━━ RECORDED INFORMATION
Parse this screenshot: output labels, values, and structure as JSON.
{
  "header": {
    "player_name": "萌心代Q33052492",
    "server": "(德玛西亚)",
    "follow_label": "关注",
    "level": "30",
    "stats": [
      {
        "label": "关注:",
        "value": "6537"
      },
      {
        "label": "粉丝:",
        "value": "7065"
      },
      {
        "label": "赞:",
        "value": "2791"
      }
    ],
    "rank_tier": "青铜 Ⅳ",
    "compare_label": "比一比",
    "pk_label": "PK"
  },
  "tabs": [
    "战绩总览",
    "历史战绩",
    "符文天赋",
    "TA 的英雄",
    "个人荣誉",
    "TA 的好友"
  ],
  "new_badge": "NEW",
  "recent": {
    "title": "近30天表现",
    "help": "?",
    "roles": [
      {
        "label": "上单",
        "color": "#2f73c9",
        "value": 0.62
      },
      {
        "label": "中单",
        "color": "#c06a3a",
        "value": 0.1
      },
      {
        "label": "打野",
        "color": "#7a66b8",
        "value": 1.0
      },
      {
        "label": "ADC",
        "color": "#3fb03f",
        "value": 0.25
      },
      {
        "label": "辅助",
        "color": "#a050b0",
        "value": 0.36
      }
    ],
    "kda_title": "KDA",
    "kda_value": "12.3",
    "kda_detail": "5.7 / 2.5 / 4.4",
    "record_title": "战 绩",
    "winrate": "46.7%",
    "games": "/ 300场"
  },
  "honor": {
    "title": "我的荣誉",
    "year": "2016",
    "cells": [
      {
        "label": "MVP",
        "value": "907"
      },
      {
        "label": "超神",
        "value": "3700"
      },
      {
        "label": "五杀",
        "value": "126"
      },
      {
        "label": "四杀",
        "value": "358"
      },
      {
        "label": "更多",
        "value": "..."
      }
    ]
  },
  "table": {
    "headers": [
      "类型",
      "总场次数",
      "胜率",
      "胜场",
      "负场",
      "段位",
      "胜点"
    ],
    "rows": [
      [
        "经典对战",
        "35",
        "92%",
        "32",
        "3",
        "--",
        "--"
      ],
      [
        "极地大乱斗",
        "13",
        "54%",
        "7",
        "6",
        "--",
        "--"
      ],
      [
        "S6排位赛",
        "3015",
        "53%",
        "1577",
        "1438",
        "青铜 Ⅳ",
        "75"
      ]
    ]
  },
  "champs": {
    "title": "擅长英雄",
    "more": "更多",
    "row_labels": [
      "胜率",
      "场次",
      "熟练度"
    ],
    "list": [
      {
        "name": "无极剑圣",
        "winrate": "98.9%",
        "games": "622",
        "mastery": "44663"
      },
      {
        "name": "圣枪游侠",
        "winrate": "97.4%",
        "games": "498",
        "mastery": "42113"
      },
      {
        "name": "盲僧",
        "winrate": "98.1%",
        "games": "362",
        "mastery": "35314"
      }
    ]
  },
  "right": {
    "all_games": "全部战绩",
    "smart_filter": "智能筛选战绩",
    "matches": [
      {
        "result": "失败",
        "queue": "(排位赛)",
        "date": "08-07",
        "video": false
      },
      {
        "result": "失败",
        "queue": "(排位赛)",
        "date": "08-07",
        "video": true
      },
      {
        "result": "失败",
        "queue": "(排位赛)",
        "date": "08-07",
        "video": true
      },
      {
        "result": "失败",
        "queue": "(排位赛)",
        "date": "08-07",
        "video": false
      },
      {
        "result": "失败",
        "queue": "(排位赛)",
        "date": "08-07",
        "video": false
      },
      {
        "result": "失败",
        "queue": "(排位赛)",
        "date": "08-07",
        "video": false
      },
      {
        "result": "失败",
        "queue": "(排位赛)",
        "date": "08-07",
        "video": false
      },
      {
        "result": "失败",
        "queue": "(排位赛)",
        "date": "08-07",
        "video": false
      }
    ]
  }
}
━━━━
* [EXERCISE REQUIREMENTS]:
Extract each line of the material exactly as it stands.

* [COMPLETED EXERCISE]:
Parse this screenshot: output labels, values, and structure as JSON.
{
  "header": {
    "player_name": "萌心代Q33052492",
    "server": "(德玛西亚)",
    "follow_label": "关注",
    "level": "30",
    "stats": [
      {
        "label": "关注:",
        "value": "6537"
      },
      {
        "label": "粉丝:",
        "value": "7065"
      },
      {
        "label": "赞:",
        "value": "2791"
      }
    ],
    "rank_tier": "青铜 Ⅳ",
    "compare_label": "比一比",
    "pk_label": "PK"
  },
  "tabs": [
    "战绩总览",
    "历史战绩",
    "符文天赋",
    "TA 的英雄",
    "个人荣誉",
    "TA 的好友"
  ],
  "new_badge": "NEW",
  "recent": {
    "title": "近30天表现",
    "help": "?",
    "roles": [
      {
        "label": "上单",
        "color": "#2f73c9",
        "value": 0.62
      },
      {
        "label": "中单",
        "color": "#c06a3a",
        "value": 0.1
      },
      {
        "label": "打野",
        "color": "#7a66b8",
        "value": 1.0
      },
      {
        "label": "ADC",
        "color": "#3fb03f",
        "value": 0.25
      },
      {
        "label": "辅助",
        "color": "#a050b0",
        "value": 0.36
      }
    ],
    "kda_title": "KDA",
    "kda_value": "12.3",
    "kda_detail": "5.7 / 2.5 / 4.4",
    "record_title": "战 绩",
    "winrate": "46.7%",
    "games": "/ 300场"
  },
  "honor": {
    "title": "我的荣誉",
    "year": "2016",
    "cells": [
      {
        "label": "MVP",
        "value": "907"
      },
      {
        "label": "超神",
        "value": "3700"
      },
      {
        "label": "五杀",
        "value": "126"
      },
      {
        "label": "四杀",
        "value": "358"
      },
      {
        "label": "更多",
        "value": "..."
      }
    ]
  },
  "table": {
    "headers": [
      "类型",
      "总场次数",
      "胜率",
      "胜场",
      "负场",
      "段位",
      "胜点"
    ],
    "rows": [
      [
        "经典对战",
        "35",
        "92%",
        "32",
        "3",
        "--",
        "--"
      ],
      [
        "极地大乱斗",
        "13",
        "54%",
        "7",
        "6",
        "--",
        "--"
      ],
      [
        "S6排位赛",
        "3015",
        "53%",
        "1577",
        "1438",
        "青铜 Ⅳ",
        "75"
      ]
    ]
  },
  "champs": {
    "title": "擅长英雄",
    "more": "更多",
    "row_labels": [
      "胜率",
      "场次",
      "熟练度"
    ],
    "list": [
      {
        "name": "无极剑圣",
        "winrate": "98.9%",
        "games": "622",
        "mastery": "44663"
      },
      {
        "name": "圣枪游侠",
        "winrate": "97.4%",
        "games": "498",
        "mastery": "42113"
      },
      {
        "name": "盲僧",
        "winrate": "98.1%",
        "games": "362",
        "mastery": "35314"
      }
    ]
  },
  "right": {
    "all_games": "全部战绩",
    "smart_filter": "智能筛选战绩",
    "matches": [
      {
        "result": "失败",
        "queue": "(排位赛)",
        "date": "08-07",
        "video": false
      },
      {
        "result": "失败",
        "queue": "(排位赛)",
        "date": "08-07",
        "video": true
      },
      {
        "result": "失败",
        "queue": "(排位赛)",
        "date": "08-07",
        "video": true
      },
      {
        "result": "失败",
        "queue": "(排位赛)",
        "date": "08-07",
        "video": false
      },
      {
        "result": "失败",
        "queue": "(排位赛)",
        "date": "08-07",
        "video": false
      },
      {
        "result": "失败",
        "queue": "(排位赛)",
        "date": "08-07",
        "video": false
      },
      {
        "result": "失败",
        "queue": "(排位赛)",
        "date": "08-07",
        "video": false
      },
      {
        "result": "失败",
        "queue": "(排位赛)",
        "date": "08-07",
        "video": false
      }
    ]
  }
}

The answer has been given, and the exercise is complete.